Data records:
►
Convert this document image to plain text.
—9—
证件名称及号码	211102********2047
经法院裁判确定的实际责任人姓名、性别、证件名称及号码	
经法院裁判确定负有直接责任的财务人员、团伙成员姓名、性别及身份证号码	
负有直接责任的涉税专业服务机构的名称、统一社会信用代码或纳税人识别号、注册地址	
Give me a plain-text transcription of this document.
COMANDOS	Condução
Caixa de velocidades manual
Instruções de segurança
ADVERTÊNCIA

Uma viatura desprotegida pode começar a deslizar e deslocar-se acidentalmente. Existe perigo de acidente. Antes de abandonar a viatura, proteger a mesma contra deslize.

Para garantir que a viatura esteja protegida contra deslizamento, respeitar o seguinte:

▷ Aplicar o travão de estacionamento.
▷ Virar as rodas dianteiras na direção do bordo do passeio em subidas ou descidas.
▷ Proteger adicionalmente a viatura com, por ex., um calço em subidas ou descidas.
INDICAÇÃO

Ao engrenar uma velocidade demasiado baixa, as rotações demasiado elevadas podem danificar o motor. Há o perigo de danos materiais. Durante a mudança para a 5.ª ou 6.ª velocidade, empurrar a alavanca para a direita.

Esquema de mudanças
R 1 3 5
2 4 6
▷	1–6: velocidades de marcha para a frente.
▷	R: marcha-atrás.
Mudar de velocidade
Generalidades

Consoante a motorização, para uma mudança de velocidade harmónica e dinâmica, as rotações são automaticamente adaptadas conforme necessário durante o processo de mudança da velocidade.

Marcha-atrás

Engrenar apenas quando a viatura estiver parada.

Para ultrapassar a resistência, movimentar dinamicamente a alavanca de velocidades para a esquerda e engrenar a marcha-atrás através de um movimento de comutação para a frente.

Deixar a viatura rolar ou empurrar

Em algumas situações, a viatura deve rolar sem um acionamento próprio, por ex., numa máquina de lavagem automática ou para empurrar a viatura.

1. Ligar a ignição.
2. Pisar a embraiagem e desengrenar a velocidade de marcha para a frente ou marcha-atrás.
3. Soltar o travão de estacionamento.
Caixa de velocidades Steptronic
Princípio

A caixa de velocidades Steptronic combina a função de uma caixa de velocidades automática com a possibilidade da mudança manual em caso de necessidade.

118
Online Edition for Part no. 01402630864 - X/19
◄
Copy the data above exactly. Every line must be included.

Convert this document image to plain text.
—9—
证件名称及号码	211102********2047
经法院裁判确定的实际责任人姓名、性别、证件名称及号码	
经法院裁判确定负有直接责任的财务人员、团伙成员姓名、性别及身份证号码	
负有直接责任的涉税专业服务机构的名称、统一社会信用代码或纳税人识别号、注册地址	
Give me a plain-text transcription of this document.
COMANDOS	Condução
Caixa de velocidades manual
Instruções de segurança
ADVERTÊNCIA

Uma viatura desprotegida pode começar a deslizar e deslocar-se acidentalmente. Existe perigo de acidente. Antes de abandonar a viatura, proteger a mesma contra deslize.

Para garantir que a viatura esteja protegida contra deslizamento, respeitar o seguinte:

▷ Aplicar o travão de estacionamento.
▷ Virar as rodas dianteiras na direção do bordo do passeio em subidas ou descidas.
▷ Proteger adicionalmente a viatura com, por ex., um calço em subidas ou descidas.
INDICAÇÃO

Ao engrenar uma velocidade demasiado baixa, as rotações demasiado elevadas podem danificar o motor. Há o perigo de danos materiais. Durante a mudança para a 5.ª ou 6.ª velocidade, empurrar a alavanca para a direita.

Esquema de mudanças
R 1 3 5
2 4 6
▷	1–6: velocidades de marcha para a frente.
▷	R: marcha-atrás.
Mudar de velocidade
Generalidades

Consoante a motorização, para uma mudança de velocidade harmónica e dinâmica, as rotações são automaticamente adaptadas conforme necessário durante o processo de mudança da velocidade.

Marcha-atrás

Engrenar apenas quando a viatura estiver parada.

Para ultrapassar a resistência, movimentar dinamicamente a alavanca de velocidades para a esquerda e engrenar a marcha-atrás através de um movimento de comutação para a frente.

Deixar a viatura rolar ou empurrar

Em algumas situações, a viatura deve rolar sem um acionamento próprio, por ex., numa máquina de lavagem automática ou para empurrar a viatura.

1. Ligar a ignição.
2. Pisar a embraiagem e desengrenar a velocidade de marcha para a frente ou marcha-atrás.
3. Soltar o travão de estacionamento.
Caixa de velocidades Steptronic
Princípio

A caixa de velocidades Steptronic combina a função de uma caixa de velocidades automática com a possibilidade da mudança manual em caso de necessidade.

118
Online Edition for Part no. 01402630864 - X/19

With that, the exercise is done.